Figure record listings
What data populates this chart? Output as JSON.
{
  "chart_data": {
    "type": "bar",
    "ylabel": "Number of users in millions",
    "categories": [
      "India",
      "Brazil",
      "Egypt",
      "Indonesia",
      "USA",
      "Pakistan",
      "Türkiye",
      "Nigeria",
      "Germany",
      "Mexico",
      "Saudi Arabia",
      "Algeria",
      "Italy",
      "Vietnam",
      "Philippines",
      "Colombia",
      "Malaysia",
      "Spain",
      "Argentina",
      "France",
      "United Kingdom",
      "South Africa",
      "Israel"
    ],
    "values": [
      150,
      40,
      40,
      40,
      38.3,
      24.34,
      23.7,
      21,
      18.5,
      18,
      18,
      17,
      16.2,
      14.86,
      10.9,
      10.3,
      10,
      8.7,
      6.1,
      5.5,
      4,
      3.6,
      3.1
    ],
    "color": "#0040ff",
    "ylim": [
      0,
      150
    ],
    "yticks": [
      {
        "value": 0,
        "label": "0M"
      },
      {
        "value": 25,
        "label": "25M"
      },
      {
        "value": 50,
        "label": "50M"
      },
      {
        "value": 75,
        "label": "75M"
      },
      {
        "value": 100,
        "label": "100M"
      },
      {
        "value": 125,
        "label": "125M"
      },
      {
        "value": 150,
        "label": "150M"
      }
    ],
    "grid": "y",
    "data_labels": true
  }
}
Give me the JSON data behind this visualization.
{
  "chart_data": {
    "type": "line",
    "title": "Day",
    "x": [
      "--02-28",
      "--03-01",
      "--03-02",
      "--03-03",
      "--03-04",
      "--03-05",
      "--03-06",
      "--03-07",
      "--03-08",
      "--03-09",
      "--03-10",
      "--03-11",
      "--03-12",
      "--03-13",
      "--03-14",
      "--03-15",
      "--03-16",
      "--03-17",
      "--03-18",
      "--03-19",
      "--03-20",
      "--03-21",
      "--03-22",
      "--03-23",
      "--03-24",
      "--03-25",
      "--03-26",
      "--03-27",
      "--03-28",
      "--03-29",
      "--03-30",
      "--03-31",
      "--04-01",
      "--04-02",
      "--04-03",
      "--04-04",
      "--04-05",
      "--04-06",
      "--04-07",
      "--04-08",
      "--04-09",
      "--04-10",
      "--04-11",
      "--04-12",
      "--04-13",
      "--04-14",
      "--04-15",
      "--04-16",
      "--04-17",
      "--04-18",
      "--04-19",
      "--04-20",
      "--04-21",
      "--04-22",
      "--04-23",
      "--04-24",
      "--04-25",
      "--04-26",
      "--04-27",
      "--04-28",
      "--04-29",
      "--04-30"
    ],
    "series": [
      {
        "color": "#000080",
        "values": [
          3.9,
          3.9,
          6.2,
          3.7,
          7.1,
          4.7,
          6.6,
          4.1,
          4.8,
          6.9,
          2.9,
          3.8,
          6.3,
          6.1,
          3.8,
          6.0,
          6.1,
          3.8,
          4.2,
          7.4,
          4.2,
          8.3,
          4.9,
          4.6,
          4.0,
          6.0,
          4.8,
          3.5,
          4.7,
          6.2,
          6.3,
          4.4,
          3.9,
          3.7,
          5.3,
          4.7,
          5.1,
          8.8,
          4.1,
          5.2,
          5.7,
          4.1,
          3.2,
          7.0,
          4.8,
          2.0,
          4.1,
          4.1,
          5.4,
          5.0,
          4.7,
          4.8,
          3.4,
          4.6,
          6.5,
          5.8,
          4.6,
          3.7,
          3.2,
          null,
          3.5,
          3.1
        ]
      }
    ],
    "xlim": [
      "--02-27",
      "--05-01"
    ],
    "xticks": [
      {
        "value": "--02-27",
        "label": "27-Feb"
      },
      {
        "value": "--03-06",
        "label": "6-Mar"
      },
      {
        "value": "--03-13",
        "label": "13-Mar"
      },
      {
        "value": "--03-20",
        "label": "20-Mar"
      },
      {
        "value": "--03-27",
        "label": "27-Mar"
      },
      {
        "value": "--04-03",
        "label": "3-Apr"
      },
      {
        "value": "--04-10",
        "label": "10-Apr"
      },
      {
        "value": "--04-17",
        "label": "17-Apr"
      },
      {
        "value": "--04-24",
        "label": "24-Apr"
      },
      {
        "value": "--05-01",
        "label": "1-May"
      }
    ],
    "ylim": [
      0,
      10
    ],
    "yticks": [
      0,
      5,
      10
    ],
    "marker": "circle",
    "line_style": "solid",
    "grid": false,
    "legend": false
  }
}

[YOUR OBJECTIVE]:
Above are the records; retype every one exactly.

[COMPLETED EXERCISE]:
What data populates this chart? Output as JSON.
{
  "chart_data": {
    "type": "bar",
    "ylabel": "Number of users in millions",
    "categories": [
      "India",
      "Brazil",
      "Egypt",
      "Indonesia",
      "USA",
      "Pakistan",
      "Türkiye",
      "Nigeria",
      "Germany",
      "Mexico",
      "Saudi Arabia",
      "Algeria",
      "Italy",
      "Vietnam",
      "Philippines",
      "Colombia",
      "Malaysia",
      "Spain",
      "Argentina",
      "France",
      "United Kingdom",
      "South Africa",
      "Israel"
    ],
    "values": [
      150,
      40,
      40,
      40,
      38.3,
      24.34,
      23.7,
      21,
      18.5,
      18,
      18,
      17,
      16.2,
      14.86,
      10.9,
      10.3,
      10,
      8.7,
      6.1,
      5.5,
      4,
      3.6,
      3.1
    ],
    "color": "#0040ff",
    "ylim": [
      0,
      150
    ],
    "yticks": [
      {
        "value": 0,
        "label": "0M"
      },
      {
        "value": 25,
        "label": "25M"
      },
      {
        "value": 50,
        "label": "50M"
      },
      {
        "value": 75,
        "label": "75M"
      },
      {
        "value": 100,
        "label": "100M"
      },
      {
        "value": 125,
        "label": "125M"
      },
      {
        "value": 150,
        "label": "150M"
      }
    ],
    "grid": "y",
    "data_labels": true
  }
}
Give me the JSON data behind this visualization.
{
  "chart_data": {
    "type": "line",
    "title": "Day",
    "x": [
      "--02-28",
      "--03-01",
      "--03-02",
      "--03-03",
      "--03-04",
      "--03-05",
      "--03-06",
      "--03-07",
      "--03-08",
      "--03-09",
      "--03-10",
      "--03-11",
      "--03-12",
      "--03-13",
      "--03-14",
      "--03-15",
      "--03-16",
      "--03-17",
      "--03-18",
      "--03-19",
      "--03-20",
      "--03-21",
      "--03-22",
      "--03-23",
      "--03-24",
      "--03-25",
      "--03-26",
      "--03-27",
      "--03-28",
      "--03-29",
      "--03-30",
      "--03-31",
      "--04-01",
      "--04-02",
      "--04-03",
      "--04-04",
      "--04-05",
      "--04-06",
      "--04-07",
      "--04-08",
      "--04-09",
      "--04-10",
      "--04-11",
      "--04-12",
      "--04-13",
      "--04-14",
      "--04-15",
      "--04-16",
      "--04-17",
      "--04-18",
      "--04-19",
      "--04-20",
      "--04-21",
      "--04-22",
      "--04-23",
      "--04-24",
      "--04-25",
      "--04-26",
      "--04-27",
      "--04-28",
      "--04-29",
      "--04-30"
    ],
    "series": [
      {
        "color": "#000080",
        "values": [
          3.9,
          3.9,
          6.2,
          3.7,
          7.1,
          4.7,
          6.6,
          4.1,
          4.8,
          6.9,
          2.9,
          3.8,
          6.3,
          6.1,
          3.8,
          6.0,
          6.1,
          3.8,
          4.2,
          7.4,
          4.2,
          8.3,
          4.9,
          4.6,
          4.0,
          6.0,
          4.8,
          3.5,
          4.7,
          6.2,
          6.3,
          4.4,
          3.9,
          3.7,
          5.3,
          4.7,
          5.1,
          8.8,
          4.1,
          5.2,
          5.7,
          4.1,
          3.2,
          7.0,
          4.8,
          2.0,
          4.1,
          4.1,
          5.4,
          5.0,
          4.7,
          4.8,
          3.4,
          4.6,
          6.5,
          5.8,
          4.6,
          3.7,
          3.2,
          null,
          3.5,
          3.1
        ]
      }
    ],
    "xlim": [
      "--02-27",
      "--05-01"
    ],
    "xticks": [
      {
        "value": "--02-27",
        "label": "27-Feb"
      },
      {
        "value": "--03-06",
        "label": "6-Mar"
      },
      {
        "value": "--03-13",
        "label": "13-Mar"
      },
      {
        "value": "--03-20",
        "label": "20-Mar"
      },
      {
        "value": "--03-27",
        "label": "27-Mar"
      },
      {
        "value": "--04-03",
        "label": "3-Apr"
      },
      {
        "value": "--04-10",
        "label": "10-Apr"
      },
      {
        "value": "--04-17",
        "label": "17-Apr"
      },
      {
        "value": "--04-24",
        "label": "24-Apr"
      },
      {
        "value": "--05-01",
        "label": "1-May"
      }
    ],
    "ylim": [
      0,
      10
    ],
    "yticks": [
      0,
      5,
      10
    ],
    "marker": "circle",
    "line_style": "solid",
    "grid": false,
    "legend": false
  }
}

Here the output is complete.